> _Job_
Leave out the pictures and copy each record below exactly.

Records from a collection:
※

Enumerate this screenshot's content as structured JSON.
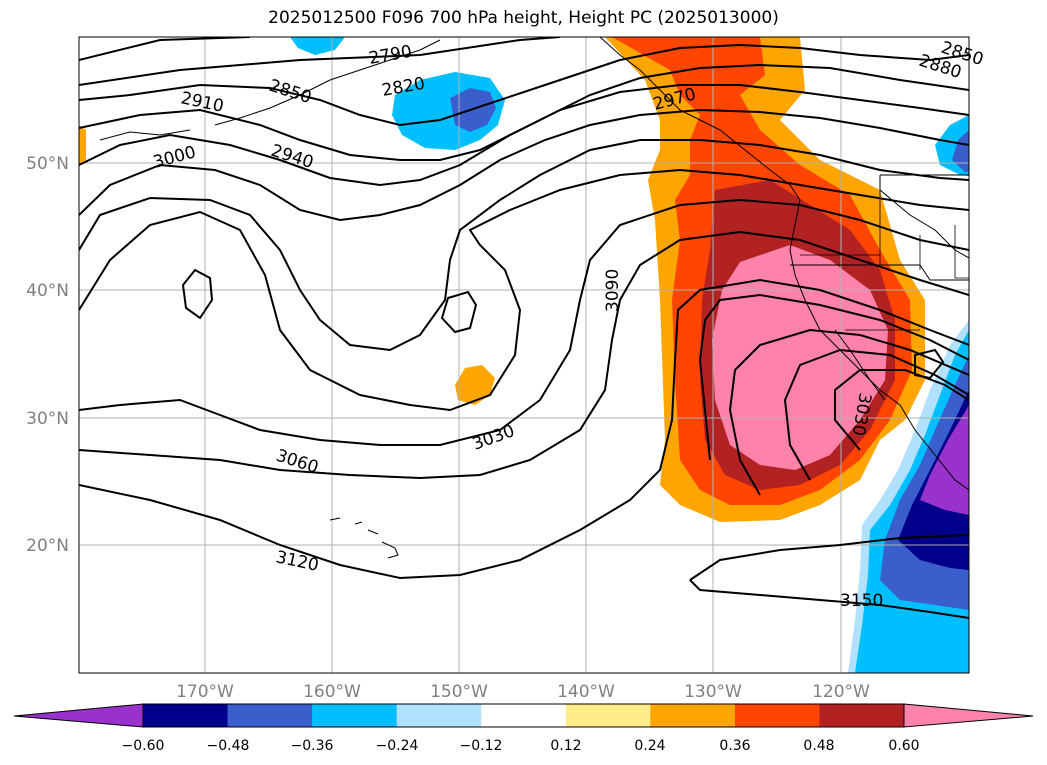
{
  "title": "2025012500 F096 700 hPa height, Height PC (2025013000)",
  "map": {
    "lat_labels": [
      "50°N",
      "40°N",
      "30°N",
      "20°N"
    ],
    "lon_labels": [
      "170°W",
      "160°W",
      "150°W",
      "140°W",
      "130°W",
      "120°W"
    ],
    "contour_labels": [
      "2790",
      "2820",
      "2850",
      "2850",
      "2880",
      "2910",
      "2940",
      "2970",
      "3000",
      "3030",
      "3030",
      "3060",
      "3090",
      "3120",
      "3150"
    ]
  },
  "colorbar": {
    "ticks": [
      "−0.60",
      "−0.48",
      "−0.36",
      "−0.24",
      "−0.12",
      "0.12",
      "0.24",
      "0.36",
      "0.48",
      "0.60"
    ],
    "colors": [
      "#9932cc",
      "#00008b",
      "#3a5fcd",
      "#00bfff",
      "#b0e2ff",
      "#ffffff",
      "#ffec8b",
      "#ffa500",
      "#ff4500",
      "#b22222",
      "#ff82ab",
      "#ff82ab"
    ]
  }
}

※

> _Exercise solution_
Enumerate this screenshot's content as structured JSON.
{
  "title": "2025012500 F096 700 hPa height, Height PC (2025013000)",
  "map": {
    "lat_labels": [
      "50°N",
      "40°N",
      "30°N",
      "20°N"
    ],
    "lon_labels": [
      "170°W",
      "160°W",
      "150°W",
      "140°W",
      "130°W",
      "120°W"
    ],
    "contour_labels": [
      "2790",
      "2820",
      "2850",
      "2850",
      "2880",
      "2910",
      "2940",
      "2970",
      "3000",
      "3030",
      "3030",
      "3060",
      "3090",
      "3120",
      "3150"
    ]
  },
  "colorbar": {
    "ticks": [
      "−0.60",
      "−0.48",
      "−0.36",
      "−0.24",
      "−0.12",
      "0.12",
      "0.24",
      "0.36",
      "0.48",
      "0.60"
    ],
    "colors": [
      "#9932cc",
      "#00008b",
      "#3a5fcd",
      "#00bfff",
      "#b0e2ff",
      "#ffffff",
      "#ffec8b",
      "#ffa500",
      "#ff4500",
      "#b22222",
      "#ff82ab",
      "#ff82ab"
    ]
  }
}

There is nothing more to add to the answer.